The records that follow are to be repeated without alteration.

Dataset excerpts
□ □ □

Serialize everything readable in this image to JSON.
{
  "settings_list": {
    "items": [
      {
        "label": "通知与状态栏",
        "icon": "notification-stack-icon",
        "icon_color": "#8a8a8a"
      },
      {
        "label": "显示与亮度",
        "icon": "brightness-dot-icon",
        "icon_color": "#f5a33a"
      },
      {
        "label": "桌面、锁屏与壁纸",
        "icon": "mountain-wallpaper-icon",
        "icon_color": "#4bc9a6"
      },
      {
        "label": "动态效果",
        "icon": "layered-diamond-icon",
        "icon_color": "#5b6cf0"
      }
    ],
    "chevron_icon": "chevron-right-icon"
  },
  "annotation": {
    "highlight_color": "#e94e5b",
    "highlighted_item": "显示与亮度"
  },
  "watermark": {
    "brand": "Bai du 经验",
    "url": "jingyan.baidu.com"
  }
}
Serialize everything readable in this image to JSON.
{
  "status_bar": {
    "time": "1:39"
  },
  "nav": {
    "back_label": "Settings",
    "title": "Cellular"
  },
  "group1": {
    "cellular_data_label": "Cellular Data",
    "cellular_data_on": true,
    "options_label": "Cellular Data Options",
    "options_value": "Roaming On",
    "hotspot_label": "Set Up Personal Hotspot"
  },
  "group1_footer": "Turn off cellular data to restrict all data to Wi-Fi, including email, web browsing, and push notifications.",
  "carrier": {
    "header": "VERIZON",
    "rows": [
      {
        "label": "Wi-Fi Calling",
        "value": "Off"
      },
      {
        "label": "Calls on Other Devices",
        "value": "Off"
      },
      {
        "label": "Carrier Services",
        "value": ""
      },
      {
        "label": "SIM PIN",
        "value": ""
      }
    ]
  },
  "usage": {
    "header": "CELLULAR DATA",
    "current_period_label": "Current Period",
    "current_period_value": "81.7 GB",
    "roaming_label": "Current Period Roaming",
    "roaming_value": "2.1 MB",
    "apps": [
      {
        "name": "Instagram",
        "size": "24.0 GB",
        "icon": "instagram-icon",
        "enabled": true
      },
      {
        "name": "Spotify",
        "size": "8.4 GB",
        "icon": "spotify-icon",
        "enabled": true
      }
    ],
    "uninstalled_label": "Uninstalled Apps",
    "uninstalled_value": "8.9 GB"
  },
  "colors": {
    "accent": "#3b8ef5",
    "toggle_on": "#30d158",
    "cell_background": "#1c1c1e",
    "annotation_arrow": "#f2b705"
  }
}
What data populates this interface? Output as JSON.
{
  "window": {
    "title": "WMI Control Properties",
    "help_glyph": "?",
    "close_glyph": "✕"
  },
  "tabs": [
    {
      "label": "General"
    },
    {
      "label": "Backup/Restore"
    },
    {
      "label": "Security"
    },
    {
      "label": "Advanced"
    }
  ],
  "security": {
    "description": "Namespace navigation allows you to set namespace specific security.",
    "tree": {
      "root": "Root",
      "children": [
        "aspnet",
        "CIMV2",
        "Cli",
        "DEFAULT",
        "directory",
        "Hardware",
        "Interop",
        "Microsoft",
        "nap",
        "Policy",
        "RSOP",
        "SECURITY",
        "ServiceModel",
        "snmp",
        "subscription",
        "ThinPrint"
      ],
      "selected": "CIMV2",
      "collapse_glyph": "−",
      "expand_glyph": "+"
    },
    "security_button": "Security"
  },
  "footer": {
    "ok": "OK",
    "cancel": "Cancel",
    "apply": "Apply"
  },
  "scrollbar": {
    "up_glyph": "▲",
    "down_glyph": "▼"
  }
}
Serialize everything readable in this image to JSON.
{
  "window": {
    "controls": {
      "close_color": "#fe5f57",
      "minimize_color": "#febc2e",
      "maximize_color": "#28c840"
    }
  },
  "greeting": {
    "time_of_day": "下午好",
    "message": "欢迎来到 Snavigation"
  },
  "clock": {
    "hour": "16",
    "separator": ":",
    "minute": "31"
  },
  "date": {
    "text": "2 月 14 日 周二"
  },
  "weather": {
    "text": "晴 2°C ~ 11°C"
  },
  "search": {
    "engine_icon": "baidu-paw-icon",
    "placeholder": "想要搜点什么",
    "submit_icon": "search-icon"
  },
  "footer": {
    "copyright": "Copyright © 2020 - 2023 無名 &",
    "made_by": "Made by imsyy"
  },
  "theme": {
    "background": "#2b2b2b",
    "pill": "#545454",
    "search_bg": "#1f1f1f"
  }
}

□ □ □

**Answer to the exercise**:
Serialize everything readable in this image to JSON.
{
  "settings_list": {
    "items": [
      {
        "label": "通知与状态栏",
        "icon": "notification-stack-icon",
        "icon_color": "#8a8a8a"
      },
      {
        "label": "显示与亮度",
        "icon": "brightness-dot-icon",
        "icon_color": "#f5a33a"
      },
      {
        "label": "桌面、锁屏与壁纸",
        "icon": "mountain-wallpaper-icon",
        "icon_color": "#4bc9a6"
      },
      {
        "label": "动态效果",
        "icon": "layered-diamond-icon",
        "icon_color": "#5b6cf0"
      }
    ],
    "chevron_icon": "chevron-right-icon"
  },
  "annotation": {
    "highlight_color": "#e94e5b",
    "highlighted_item": "显示与亮度"
  },
  "watermark": {
    "brand": "Bai du 经验",
    "url": "jingyan.baidu.com"
  }
}
Serialize everything readable in this image to JSON.
{
  "status_bar": {
    "time": "1:39"
  },
  "nav": {
    "back_label": "Settings",
    "title": "Cellular"
  },
  "group1": {
    "cellular_data_label": "Cellular Data",
    "cellular_data_on": true,
    "options_label": "Cellular Data Options",
    "options_value": "Roaming On",
    "hotspot_label": "Set Up Personal Hotspot"
  },
  "group1_footer": "Turn off cellular data to restrict all data to Wi-Fi, including email, web browsing, and push notifications.",
  "carrier": {
    "header": "VERIZON",
    "rows": [
      {
        "label": "Wi-Fi Calling",
        "value": "Off"
      },
      {
        "label": "Calls on Other Devices",
        "value": "Off"
      },
      {
        "label": "Carrier Services",
        "value": ""
      },
      {
        "label": "SIM PIN",
        "value": ""
      }
    ]
  },
  "usage": {
    "header": "CELLULAR DATA",
    "current_period_label": "Current Period",
    "current_period_value": "81.7 GB",
    "roaming_label": "Current Period Roaming",
    "roaming_value": "2.1 MB",
    "apps": [
      {
        "name": "Instagram",
        "size": "24.0 GB",
        "icon": "instagram-icon",
        "enabled": true
      },
      {
        "name": "Spotify",
        "size": "8.4 GB",
        "icon": "spotify-icon",
        "enabled": true
      }
    ],
    "uninstalled_label": "Uninstalled Apps",
    "uninstalled_value": "8.9 GB"
  },
  "colors": {
    "accent": "#3b8ef5",
    "toggle_on": "#30d158",
    "cell_background": "#1c1c1e",
    "annotation_arrow": "#f2b705"
  }
}
What data populates this interface? Output as JSON.
{
  "window": {
    "title": "WMI Control Properties",
    "help_glyph": "?",
    "close_glyph": "✕"
  },
  "tabs": [
    {
      "label": "General"
    },
    {
      "label": "Backup/Restore"
    },
    {
      "label": "Security"
    },
    {
      "label": "Advanced"
    }
  ],
  "security": {
    "description": "Namespace navigation allows you to set namespace specific security.",
    "tree": {
      "root": "Root",
      "children": [
        "aspnet",
        "CIMV2",
        "Cli",
        "DEFAULT",
        "directory",
        "Hardware",
        "Interop",
        "Microsoft",
        "nap",
        "Policy",
        "RSOP",
        "SECURITY",
        "ServiceModel",
        "snmp",
        "subscription",
        "ThinPrint"
      ],
      "selected": "CIMV2",
      "collapse_glyph": "−",
      "expand_glyph": "+"
    },
    "security_button": "Security"
  },
  "footer": {
    "ok": "OK",
    "cancel": "Cancel",
    "apply": "Apply"
  },
  "scrollbar": {
    "up_glyph": "▲",
    "down_glyph": "▼"
  }
}
Serialize everything readable in this image to JSON.
{
  "window": {
    "controls": {
      "close_color": "#fe5f57",
      "minimize_color": "#febc2e",
      "maximize_color": "#28c840"
    }
  },
  "greeting": {
    "time_of_day": "下午好",
    "message": "欢迎来到 Snavigation"
  },
  "clock": {
    "hour": "16",
    "separator": ":",
    "minute": "31"
  },
  "date": {
    "text": "2 月 14 日 周二"
  },
  "weather": {
    "text": "晴 2°C ~ 11°C"
  },
  "search": {
    "engine_icon": "baidu-paw-icon",
    "placeholder": "想要搜点什么",
    "submit_icon": "search-icon"
  },
  "footer": {
    "copyright": "Copyright © 2020 - 2023 無名 &",
    "made_by": "Made by imsyy"
  },
  "theme": {
    "background": "#2b2b2b",
    "pill": "#545454",
    "search_bg": "#1f1f1f"
  }
}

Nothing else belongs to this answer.